The data:

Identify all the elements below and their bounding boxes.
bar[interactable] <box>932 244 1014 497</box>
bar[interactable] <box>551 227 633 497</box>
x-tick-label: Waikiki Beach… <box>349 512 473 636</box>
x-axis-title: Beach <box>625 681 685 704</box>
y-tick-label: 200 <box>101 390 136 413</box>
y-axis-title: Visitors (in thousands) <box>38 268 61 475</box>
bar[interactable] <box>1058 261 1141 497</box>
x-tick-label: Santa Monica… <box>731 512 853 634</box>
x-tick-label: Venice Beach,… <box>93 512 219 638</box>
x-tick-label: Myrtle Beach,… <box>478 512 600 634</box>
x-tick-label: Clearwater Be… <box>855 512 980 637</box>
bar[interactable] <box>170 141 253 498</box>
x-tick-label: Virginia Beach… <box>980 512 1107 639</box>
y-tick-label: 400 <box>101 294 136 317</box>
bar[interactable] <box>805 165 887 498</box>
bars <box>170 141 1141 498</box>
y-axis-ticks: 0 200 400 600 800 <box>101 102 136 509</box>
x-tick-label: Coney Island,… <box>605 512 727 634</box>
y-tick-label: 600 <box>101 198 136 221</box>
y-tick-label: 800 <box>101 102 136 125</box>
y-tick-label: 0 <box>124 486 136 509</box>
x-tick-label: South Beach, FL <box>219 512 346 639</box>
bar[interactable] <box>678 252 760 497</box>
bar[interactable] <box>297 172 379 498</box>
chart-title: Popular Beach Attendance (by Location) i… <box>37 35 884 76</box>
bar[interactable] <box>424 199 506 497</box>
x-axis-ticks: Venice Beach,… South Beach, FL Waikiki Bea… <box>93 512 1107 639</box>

Directive: Please rewrite the items above, changing each "x-tick-label" to "category-label" and leaving everything else untouched.

Final answer:
Identify all the elements below and their bounding boxes.
bar[interactable] <box>932 244 1014 497</box>
bar[interactable] <box>551 227 633 497</box>
category-label: Waikiki Beach… <box>349 512 473 636</box>
x-axis-title: Beach <box>625 681 685 704</box>
y-tick-label: 200 <box>101 390 136 413</box>
y-axis-title: Visitors (in thousands) <box>38 268 61 475</box>
bar[interactable] <box>1058 261 1141 497</box>
category-label: Santa Monica… <box>731 512 853 634</box>
category-label: Venice Beach,… <box>93 512 219 638</box>
category-label: Myrtle Beach,… <box>478 512 600 634</box>
category-label: Clearwater Be… <box>855 512 980 637</box>
bar[interactable] <box>170 141 253 498</box>
category-label: Virginia Beach… <box>980 512 1107 639</box>
y-tick-label: 400 <box>101 294 136 317</box>
bar[interactable] <box>805 165 887 498</box>
bars <box>170 141 1141 498</box>
y-axis-ticks: 0 200 400 600 800 <box>101 102 136 509</box>
category-label: Coney Island,… <box>605 512 727 634</box>
y-tick-label: 600 <box>101 198 136 221</box>
y-tick-label: 800 <box>101 102 136 125</box>
y-tick-label: 0 <box>124 486 136 509</box>
category-label: South Beach, FL <box>219 512 346 639</box>
bar[interactable] <box>678 252 760 497</box>
bar[interactable] <box>297 172 379 498</box>
chart-title: Popular Beach Attendance (by Location) i… <box>37 35 884 76</box>
bar[interactable] <box>424 199 506 497</box>
x-axis-ticks: Venice Beach,… South Beach, FL Waikiki Bea… <box>93 512 1107 639</box>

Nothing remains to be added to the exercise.